━━━━━ Materials provided
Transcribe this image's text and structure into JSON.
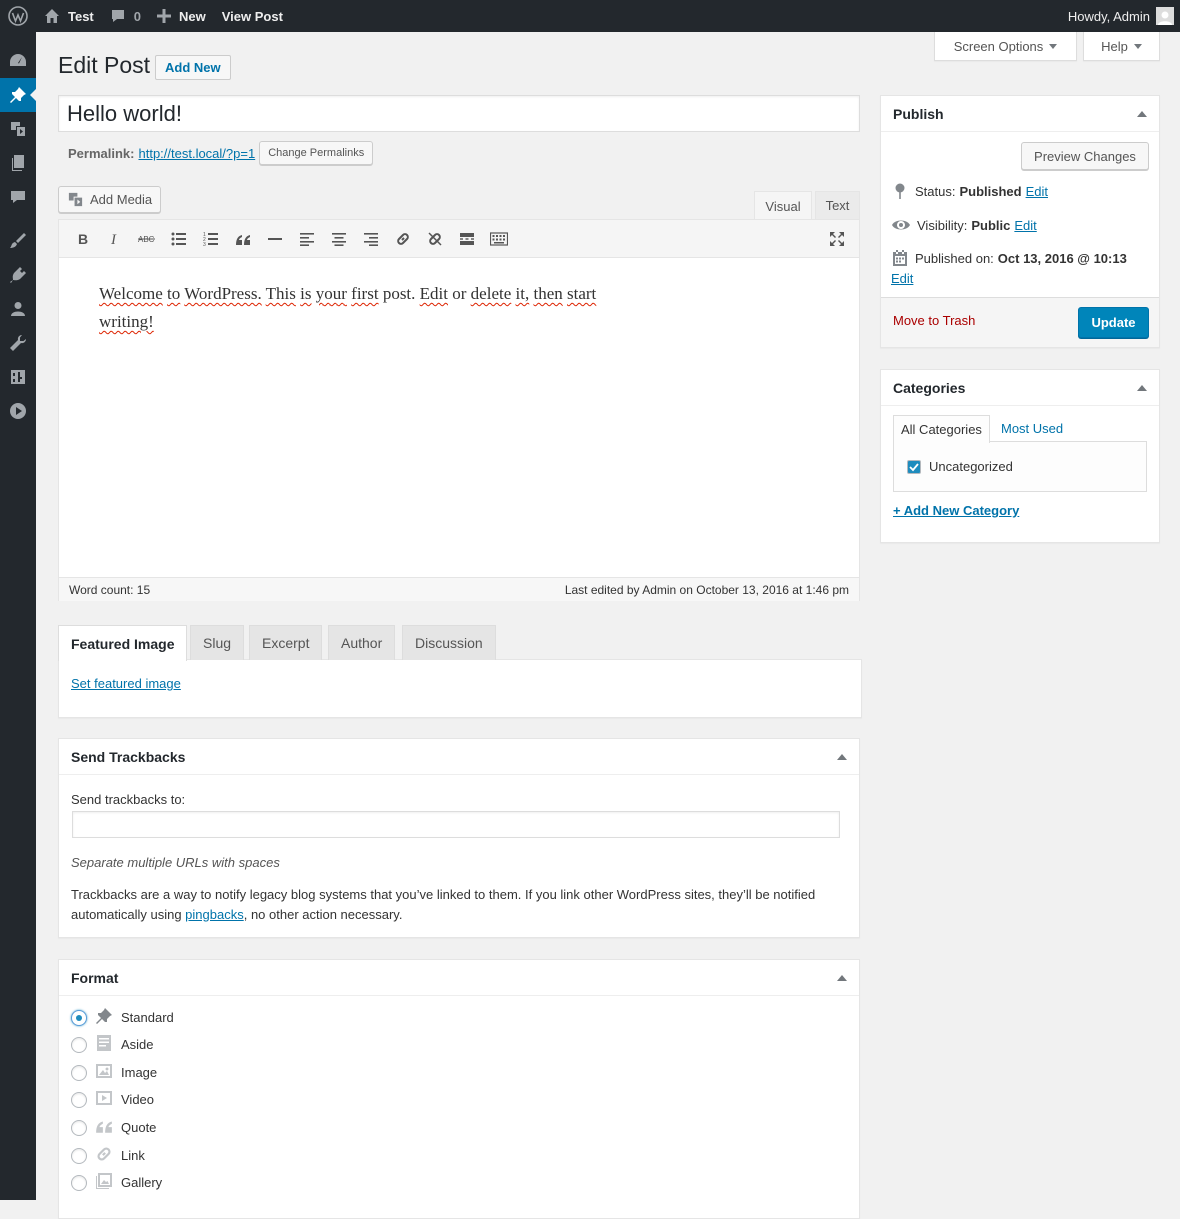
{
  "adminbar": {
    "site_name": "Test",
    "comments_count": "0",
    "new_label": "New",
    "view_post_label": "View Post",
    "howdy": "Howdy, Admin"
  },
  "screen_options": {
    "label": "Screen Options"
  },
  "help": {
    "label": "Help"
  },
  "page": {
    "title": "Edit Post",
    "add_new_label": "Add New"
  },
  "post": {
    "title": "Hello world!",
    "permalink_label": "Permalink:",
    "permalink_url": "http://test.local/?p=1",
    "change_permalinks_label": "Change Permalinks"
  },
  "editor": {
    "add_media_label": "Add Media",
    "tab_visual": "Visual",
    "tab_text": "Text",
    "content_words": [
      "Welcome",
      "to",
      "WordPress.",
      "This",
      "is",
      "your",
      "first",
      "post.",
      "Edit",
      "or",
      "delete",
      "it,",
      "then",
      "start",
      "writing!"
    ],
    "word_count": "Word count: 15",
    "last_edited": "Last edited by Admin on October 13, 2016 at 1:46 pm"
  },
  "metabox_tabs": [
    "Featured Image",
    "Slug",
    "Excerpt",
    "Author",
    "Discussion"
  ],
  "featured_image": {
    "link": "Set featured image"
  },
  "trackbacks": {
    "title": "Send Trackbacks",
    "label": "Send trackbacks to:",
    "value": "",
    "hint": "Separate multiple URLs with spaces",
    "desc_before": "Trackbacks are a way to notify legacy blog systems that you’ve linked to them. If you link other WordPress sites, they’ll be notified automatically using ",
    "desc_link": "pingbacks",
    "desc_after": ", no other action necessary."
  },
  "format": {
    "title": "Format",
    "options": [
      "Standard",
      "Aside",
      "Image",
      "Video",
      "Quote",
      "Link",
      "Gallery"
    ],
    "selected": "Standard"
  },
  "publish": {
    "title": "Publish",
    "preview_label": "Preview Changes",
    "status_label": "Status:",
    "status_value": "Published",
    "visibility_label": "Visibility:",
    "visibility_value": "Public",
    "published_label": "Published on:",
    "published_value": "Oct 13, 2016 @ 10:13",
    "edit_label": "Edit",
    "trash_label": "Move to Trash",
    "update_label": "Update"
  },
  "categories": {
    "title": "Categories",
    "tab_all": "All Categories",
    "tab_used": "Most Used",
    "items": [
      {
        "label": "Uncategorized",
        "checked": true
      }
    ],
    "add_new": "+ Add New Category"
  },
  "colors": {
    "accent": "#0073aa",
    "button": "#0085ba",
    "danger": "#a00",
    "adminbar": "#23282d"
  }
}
━━━━━━━━━━
━━━━━ Materials provided
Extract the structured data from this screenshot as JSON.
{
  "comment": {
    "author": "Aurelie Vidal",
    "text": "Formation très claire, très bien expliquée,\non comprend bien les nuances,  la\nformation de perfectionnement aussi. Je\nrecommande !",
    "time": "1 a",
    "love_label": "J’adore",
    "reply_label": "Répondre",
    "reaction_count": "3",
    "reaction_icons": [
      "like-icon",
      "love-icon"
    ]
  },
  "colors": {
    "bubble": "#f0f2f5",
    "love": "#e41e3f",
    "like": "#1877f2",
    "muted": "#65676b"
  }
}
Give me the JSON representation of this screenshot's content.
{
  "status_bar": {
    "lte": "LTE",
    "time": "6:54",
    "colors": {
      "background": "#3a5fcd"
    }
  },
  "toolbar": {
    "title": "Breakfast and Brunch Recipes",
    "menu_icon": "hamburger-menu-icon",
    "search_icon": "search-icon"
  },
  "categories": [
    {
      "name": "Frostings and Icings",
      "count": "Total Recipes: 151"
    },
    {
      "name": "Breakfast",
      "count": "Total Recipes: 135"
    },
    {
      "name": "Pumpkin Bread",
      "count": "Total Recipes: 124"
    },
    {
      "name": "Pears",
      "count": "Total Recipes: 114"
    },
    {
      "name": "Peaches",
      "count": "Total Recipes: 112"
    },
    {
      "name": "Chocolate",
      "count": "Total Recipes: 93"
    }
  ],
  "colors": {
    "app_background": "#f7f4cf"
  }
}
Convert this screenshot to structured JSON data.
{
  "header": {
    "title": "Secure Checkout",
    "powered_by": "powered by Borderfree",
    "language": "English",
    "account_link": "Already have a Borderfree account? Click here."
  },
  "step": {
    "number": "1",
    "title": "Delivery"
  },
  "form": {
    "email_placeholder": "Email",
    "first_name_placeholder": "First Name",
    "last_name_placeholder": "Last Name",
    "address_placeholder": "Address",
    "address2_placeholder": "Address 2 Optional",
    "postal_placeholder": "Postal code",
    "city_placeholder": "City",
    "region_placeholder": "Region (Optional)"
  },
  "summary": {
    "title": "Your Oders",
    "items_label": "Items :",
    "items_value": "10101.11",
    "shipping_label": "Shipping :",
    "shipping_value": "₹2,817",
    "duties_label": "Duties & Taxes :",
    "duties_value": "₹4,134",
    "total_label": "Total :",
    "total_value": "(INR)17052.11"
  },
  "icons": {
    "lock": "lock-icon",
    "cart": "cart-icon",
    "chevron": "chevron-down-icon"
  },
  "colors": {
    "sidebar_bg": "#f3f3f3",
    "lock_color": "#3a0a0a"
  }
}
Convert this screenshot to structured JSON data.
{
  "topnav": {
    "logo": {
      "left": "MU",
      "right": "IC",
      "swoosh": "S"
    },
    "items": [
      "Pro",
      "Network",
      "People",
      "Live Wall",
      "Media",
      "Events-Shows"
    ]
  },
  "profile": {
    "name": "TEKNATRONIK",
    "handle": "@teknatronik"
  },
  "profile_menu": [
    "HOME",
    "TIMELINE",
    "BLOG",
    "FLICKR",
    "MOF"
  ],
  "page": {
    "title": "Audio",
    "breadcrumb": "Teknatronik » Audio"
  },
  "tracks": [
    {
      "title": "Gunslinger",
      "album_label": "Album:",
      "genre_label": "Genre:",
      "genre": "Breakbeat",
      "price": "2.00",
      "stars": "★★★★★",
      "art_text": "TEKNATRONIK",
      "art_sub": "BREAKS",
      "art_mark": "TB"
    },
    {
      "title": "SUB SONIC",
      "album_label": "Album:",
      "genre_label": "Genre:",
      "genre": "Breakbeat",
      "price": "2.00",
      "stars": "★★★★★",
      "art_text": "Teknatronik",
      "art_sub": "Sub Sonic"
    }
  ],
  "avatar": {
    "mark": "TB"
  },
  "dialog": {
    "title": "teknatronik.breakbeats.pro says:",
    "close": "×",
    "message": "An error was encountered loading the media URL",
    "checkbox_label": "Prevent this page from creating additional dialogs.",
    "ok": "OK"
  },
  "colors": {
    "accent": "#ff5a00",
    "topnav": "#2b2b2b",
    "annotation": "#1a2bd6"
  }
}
━━━━━━━━━━
* **Directions**: Check the data for the word "JSON" and pull out the lines that have it.

* **Worked answer**:
Transcribe this image's text and structure into JSON.
Extract the structured data from this screenshot as JSON.
Give me the JSON representation of this screenshot's content.
Convert this screenshot to structured JSON data.
Convert this screenshot to structured JSON data.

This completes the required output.